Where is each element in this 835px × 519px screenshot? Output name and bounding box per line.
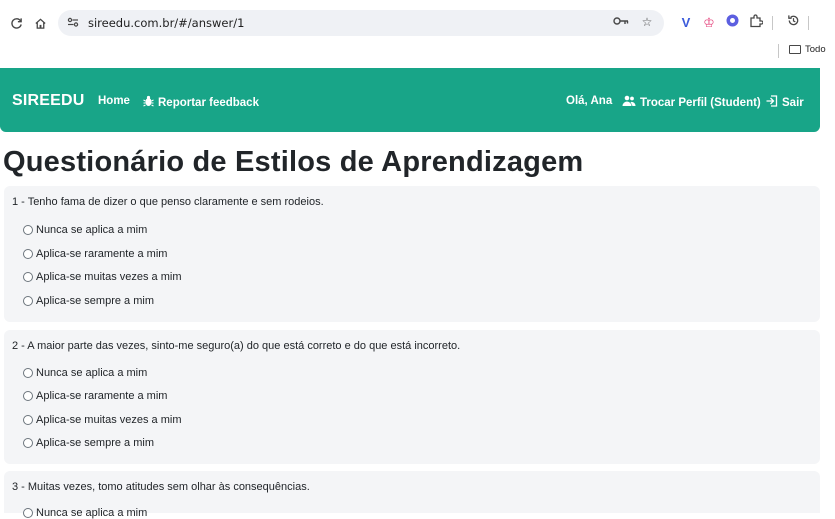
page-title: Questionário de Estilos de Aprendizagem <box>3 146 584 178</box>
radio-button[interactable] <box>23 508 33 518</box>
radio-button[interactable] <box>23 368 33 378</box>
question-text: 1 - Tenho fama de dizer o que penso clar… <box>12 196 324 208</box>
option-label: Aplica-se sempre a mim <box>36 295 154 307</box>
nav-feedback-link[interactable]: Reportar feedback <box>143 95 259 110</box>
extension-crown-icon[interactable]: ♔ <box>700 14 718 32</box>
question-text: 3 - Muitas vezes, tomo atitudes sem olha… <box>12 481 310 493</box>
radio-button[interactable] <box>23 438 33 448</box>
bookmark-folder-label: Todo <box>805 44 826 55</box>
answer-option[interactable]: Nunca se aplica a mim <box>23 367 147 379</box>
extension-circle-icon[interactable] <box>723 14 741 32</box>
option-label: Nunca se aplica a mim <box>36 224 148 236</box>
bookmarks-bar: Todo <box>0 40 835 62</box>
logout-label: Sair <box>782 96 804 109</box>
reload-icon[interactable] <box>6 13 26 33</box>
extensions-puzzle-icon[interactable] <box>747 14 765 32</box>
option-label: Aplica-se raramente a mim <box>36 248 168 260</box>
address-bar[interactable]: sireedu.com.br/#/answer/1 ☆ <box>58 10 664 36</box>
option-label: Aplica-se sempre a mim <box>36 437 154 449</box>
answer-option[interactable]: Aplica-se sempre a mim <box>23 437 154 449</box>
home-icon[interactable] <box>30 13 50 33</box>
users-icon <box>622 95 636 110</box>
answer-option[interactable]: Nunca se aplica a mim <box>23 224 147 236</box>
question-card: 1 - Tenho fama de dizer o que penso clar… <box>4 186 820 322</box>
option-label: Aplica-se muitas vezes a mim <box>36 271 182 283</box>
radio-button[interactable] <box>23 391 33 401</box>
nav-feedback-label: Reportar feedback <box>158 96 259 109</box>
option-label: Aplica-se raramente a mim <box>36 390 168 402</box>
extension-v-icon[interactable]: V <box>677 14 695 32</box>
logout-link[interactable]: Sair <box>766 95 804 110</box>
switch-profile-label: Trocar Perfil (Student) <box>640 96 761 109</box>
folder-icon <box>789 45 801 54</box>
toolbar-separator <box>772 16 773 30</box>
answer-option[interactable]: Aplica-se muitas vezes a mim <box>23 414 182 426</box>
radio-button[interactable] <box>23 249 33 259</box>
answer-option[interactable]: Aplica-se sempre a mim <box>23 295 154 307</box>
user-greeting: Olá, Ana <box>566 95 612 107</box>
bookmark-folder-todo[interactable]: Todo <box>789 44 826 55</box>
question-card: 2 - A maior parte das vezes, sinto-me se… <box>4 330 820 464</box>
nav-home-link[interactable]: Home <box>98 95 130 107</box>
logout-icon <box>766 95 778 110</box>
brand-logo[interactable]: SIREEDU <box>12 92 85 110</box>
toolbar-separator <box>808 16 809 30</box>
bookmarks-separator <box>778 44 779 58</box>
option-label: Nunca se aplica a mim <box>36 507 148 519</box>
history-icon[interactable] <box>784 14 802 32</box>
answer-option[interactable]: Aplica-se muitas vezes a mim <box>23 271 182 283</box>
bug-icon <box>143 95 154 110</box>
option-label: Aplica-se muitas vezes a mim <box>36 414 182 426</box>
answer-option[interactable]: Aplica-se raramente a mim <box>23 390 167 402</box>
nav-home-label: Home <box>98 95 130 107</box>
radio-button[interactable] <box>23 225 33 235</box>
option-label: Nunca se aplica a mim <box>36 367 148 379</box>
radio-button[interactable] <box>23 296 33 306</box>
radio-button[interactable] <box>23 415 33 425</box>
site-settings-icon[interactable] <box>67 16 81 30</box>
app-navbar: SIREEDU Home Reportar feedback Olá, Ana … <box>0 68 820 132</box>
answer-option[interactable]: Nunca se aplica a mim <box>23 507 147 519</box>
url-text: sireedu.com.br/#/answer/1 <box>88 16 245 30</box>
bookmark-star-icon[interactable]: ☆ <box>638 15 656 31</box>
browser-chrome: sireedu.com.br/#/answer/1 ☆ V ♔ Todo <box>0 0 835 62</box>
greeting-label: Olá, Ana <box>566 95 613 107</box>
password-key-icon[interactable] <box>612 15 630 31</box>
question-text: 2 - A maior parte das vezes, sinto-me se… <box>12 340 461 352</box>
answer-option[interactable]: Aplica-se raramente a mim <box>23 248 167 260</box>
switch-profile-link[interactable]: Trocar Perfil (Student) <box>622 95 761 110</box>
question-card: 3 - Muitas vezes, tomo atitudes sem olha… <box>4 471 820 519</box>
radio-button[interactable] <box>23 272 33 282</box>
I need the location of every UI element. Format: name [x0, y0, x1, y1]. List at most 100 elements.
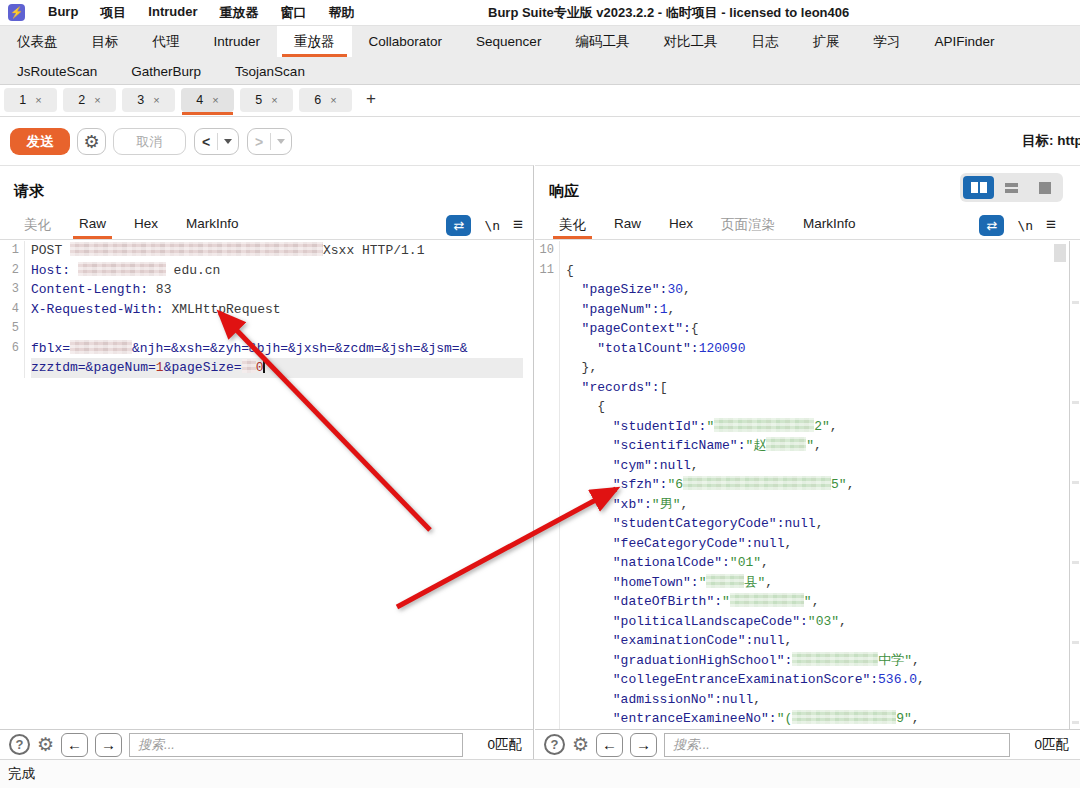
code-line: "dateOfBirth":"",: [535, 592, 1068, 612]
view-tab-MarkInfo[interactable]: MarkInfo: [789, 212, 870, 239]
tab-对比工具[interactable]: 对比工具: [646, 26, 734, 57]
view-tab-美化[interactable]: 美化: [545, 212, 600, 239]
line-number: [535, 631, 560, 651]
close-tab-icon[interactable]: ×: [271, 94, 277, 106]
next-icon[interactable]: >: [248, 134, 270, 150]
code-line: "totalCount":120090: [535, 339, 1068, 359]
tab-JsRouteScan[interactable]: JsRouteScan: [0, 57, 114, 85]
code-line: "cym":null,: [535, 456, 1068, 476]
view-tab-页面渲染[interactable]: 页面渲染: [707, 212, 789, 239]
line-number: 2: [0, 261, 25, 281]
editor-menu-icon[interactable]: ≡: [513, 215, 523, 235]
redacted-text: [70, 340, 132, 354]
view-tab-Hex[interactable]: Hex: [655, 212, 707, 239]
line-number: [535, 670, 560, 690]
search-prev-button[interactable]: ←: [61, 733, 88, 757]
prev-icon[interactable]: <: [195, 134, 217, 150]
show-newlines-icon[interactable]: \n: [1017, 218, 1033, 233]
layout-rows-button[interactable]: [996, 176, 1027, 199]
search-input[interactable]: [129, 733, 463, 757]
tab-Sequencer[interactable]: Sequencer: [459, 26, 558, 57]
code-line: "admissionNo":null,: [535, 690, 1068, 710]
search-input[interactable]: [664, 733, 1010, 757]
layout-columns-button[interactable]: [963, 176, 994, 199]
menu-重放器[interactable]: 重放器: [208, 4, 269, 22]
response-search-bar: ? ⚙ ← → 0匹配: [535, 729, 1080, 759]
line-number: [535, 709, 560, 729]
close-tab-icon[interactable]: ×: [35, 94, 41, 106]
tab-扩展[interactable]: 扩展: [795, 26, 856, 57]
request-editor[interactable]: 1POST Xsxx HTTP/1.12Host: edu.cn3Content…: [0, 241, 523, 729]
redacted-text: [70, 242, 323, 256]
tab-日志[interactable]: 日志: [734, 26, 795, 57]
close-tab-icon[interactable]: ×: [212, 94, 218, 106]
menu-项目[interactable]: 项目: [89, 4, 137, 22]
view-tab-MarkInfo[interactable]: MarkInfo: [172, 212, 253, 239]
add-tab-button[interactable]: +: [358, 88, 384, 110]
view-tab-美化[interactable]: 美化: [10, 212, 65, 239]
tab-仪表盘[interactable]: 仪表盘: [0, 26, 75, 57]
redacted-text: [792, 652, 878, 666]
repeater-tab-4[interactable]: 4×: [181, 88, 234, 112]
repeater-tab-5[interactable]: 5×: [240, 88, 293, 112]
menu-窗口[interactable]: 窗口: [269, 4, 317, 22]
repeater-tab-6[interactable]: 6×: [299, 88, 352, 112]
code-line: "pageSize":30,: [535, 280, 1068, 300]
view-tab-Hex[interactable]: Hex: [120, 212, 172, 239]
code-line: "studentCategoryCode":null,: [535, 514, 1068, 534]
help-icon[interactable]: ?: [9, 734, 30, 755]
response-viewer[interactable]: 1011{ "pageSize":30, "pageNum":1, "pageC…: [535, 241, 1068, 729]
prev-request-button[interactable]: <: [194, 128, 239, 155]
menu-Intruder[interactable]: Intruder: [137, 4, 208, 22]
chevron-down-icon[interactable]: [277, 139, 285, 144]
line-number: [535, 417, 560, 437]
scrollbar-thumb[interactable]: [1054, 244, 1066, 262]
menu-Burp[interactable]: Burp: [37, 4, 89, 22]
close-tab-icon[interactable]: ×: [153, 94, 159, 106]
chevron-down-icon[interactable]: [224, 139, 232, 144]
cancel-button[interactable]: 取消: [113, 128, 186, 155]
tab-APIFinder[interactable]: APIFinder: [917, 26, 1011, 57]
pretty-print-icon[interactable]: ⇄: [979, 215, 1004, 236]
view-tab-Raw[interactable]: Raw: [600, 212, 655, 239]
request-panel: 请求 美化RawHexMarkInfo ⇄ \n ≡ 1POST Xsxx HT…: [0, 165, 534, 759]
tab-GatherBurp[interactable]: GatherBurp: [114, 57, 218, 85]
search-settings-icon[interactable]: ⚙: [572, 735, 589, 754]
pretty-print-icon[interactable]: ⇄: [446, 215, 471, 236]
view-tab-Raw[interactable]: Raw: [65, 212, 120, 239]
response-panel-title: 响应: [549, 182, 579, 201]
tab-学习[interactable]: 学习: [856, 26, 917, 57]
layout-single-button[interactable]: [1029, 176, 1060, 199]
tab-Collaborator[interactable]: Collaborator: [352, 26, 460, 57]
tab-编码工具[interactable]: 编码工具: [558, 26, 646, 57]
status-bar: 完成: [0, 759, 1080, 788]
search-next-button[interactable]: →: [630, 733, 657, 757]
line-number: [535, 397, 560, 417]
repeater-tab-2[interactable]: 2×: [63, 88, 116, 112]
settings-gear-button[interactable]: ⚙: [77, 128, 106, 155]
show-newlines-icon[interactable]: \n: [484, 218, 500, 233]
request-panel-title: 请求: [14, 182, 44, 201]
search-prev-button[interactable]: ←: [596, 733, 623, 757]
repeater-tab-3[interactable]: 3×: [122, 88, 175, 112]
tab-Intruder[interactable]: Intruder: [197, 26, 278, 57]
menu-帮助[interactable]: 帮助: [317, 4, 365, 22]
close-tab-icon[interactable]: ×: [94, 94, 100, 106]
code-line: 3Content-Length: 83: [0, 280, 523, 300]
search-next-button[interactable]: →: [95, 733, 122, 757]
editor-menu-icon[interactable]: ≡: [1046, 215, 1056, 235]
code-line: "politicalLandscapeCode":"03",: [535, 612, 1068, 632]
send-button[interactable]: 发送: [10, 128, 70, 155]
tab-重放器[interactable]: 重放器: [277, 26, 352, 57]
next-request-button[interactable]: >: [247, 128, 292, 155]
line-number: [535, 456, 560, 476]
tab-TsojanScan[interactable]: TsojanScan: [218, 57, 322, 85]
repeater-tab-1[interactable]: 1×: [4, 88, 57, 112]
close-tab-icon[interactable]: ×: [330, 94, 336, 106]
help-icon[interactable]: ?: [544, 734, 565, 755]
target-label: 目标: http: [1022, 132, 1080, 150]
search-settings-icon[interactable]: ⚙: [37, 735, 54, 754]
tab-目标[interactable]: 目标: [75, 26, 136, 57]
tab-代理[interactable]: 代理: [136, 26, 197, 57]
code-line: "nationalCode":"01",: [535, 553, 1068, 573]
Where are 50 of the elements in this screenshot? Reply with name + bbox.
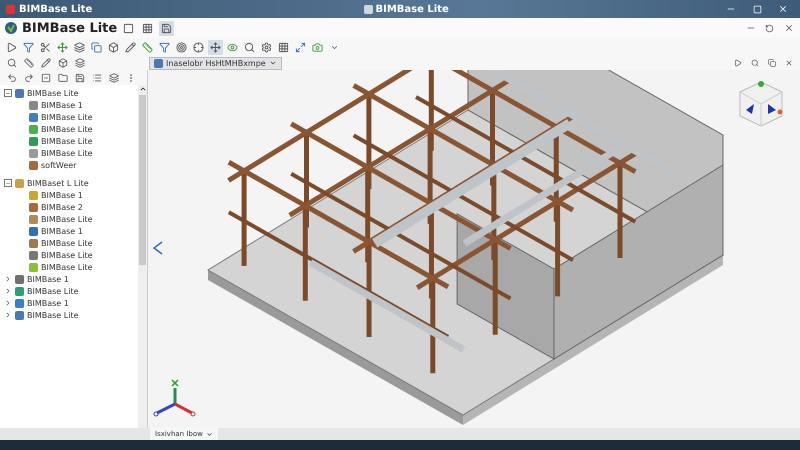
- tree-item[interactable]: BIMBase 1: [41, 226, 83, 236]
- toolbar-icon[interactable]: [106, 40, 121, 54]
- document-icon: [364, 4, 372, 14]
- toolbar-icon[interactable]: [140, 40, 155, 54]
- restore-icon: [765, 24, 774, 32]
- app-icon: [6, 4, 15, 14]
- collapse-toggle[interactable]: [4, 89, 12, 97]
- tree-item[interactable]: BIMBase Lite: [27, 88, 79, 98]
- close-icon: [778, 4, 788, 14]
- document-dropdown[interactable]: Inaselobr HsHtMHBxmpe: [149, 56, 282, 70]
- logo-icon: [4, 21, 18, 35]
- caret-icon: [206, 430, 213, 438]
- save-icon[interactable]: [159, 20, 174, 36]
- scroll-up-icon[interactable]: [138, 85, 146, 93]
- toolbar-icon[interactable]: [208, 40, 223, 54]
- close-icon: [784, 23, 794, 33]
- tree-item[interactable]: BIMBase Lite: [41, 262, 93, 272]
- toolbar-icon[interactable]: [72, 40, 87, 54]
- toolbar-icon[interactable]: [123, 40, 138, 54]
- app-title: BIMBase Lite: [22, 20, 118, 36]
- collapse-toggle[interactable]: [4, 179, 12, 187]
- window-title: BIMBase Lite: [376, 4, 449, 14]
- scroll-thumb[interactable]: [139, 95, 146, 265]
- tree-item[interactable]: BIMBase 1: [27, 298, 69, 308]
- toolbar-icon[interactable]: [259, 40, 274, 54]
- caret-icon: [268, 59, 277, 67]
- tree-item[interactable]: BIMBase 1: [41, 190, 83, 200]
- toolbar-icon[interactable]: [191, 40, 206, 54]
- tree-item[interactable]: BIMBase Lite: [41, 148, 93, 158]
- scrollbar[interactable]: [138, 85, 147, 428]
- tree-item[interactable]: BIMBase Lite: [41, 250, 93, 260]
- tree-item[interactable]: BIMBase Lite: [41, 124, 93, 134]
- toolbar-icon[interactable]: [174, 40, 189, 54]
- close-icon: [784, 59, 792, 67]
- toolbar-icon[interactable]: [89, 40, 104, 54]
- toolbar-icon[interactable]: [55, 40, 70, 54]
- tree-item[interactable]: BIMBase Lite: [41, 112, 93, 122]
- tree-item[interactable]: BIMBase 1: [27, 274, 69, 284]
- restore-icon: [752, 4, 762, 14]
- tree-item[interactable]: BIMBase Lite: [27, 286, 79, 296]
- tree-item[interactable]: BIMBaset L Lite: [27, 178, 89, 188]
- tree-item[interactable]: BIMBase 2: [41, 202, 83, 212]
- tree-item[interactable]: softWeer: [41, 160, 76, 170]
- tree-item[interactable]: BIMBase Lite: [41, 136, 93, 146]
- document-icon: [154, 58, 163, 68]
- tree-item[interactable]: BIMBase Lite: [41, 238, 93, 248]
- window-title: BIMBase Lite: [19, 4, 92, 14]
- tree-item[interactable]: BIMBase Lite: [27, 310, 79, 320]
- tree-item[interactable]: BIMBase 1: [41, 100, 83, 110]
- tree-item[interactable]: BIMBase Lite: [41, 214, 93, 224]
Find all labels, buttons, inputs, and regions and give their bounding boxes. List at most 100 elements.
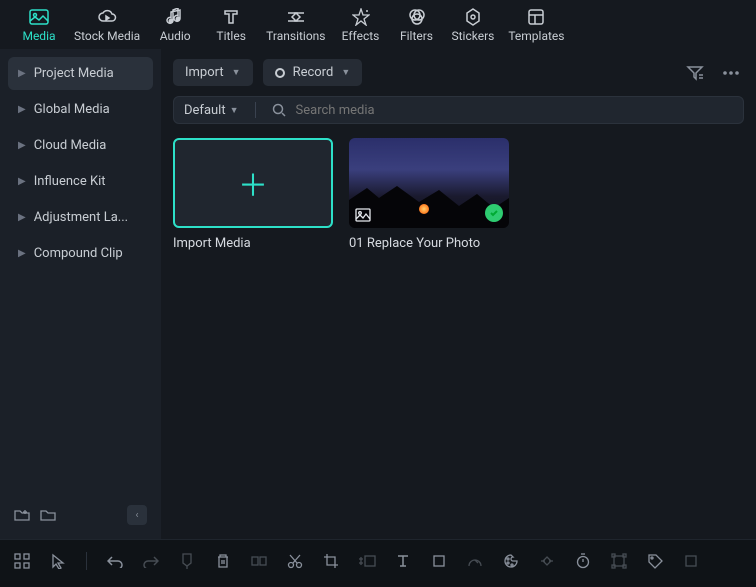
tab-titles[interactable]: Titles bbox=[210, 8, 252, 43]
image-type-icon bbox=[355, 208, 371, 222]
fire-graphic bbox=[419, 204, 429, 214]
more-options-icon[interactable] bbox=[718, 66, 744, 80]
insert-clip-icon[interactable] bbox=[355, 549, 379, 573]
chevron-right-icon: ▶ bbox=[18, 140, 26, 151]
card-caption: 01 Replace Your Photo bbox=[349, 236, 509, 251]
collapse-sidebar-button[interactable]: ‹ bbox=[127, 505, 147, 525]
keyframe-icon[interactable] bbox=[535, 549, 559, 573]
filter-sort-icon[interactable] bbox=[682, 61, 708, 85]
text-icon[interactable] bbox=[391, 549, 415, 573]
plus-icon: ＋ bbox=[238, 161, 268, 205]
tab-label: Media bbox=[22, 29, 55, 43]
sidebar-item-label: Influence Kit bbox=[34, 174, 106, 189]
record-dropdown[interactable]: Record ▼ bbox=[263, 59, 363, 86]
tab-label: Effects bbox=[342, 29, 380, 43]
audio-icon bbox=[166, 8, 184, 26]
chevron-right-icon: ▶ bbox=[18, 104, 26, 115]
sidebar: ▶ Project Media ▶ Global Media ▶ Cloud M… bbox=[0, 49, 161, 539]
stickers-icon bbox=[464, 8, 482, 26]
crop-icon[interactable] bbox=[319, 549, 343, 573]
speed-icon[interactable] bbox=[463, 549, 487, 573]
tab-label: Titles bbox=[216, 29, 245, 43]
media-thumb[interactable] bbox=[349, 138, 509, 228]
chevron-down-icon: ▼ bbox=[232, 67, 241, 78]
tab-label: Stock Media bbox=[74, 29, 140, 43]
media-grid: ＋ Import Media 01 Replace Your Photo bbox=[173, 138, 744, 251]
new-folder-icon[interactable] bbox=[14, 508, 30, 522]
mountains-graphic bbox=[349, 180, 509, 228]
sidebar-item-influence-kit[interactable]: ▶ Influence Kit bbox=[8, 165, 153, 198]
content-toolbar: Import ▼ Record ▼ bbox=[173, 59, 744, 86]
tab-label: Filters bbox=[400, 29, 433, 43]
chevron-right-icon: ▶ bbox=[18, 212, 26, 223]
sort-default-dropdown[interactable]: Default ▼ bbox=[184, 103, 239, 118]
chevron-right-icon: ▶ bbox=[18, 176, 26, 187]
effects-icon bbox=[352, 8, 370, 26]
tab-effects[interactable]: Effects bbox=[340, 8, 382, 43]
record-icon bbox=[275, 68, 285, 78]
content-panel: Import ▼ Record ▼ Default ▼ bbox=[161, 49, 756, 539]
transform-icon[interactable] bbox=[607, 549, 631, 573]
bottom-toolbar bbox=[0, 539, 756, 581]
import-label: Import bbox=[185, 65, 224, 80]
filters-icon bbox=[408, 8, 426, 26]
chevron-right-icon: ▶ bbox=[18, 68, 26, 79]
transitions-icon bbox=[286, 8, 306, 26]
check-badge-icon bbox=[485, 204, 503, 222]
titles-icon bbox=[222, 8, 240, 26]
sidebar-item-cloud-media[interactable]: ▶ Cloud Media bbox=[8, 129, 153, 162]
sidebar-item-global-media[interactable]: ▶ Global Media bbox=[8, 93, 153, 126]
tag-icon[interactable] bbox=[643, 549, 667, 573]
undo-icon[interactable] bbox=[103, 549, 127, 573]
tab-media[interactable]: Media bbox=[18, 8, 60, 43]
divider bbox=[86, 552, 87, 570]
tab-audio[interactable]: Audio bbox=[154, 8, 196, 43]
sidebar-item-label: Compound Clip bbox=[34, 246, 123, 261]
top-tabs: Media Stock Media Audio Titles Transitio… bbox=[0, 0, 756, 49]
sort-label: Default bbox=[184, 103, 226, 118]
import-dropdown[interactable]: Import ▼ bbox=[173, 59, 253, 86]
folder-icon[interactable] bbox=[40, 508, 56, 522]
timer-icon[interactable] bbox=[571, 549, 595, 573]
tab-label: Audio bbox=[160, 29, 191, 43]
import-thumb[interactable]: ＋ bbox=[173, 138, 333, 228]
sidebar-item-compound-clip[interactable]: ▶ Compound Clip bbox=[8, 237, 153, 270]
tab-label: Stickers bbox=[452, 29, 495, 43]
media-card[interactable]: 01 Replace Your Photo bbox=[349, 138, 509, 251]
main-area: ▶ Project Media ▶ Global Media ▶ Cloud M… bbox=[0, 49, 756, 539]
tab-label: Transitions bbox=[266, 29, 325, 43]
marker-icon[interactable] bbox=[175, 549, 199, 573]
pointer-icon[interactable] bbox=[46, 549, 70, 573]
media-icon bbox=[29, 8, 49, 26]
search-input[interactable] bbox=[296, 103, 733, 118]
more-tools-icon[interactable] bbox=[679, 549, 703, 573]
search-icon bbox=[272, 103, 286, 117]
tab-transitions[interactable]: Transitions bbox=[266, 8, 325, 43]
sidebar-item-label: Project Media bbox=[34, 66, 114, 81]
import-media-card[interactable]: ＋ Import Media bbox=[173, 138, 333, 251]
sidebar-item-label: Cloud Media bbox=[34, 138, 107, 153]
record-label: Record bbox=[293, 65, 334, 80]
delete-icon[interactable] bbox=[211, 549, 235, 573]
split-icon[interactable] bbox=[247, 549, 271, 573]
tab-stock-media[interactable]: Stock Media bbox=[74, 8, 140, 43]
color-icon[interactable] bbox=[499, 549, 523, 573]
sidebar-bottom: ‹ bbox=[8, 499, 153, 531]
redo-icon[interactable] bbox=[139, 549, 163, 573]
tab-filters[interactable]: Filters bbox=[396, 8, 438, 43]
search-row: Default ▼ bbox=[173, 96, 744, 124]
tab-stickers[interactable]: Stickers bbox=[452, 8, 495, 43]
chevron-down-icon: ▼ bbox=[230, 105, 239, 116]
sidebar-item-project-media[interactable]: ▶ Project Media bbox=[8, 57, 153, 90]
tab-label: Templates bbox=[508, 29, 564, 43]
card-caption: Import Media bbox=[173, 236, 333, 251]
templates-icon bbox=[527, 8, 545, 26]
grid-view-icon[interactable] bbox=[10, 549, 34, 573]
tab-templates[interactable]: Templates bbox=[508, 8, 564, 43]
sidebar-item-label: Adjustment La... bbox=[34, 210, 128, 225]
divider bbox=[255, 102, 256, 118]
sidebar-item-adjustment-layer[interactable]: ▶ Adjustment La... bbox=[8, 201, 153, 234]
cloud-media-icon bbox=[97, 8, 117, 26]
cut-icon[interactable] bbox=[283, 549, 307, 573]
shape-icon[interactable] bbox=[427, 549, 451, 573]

※

Welke regels hierboven bevatten het woord "Photo"? Geef elk van die regels volledig terug.

card-caption: 01 Replace Your Photo bbox=[349, 236, 509, 251]
media-grid: ＋ Import Media 01 Replace Your Photo bbox=[173, 138, 744, 251]
media-card[interactable]: 01 Replace Your Photo bbox=[349, 138, 509, 251]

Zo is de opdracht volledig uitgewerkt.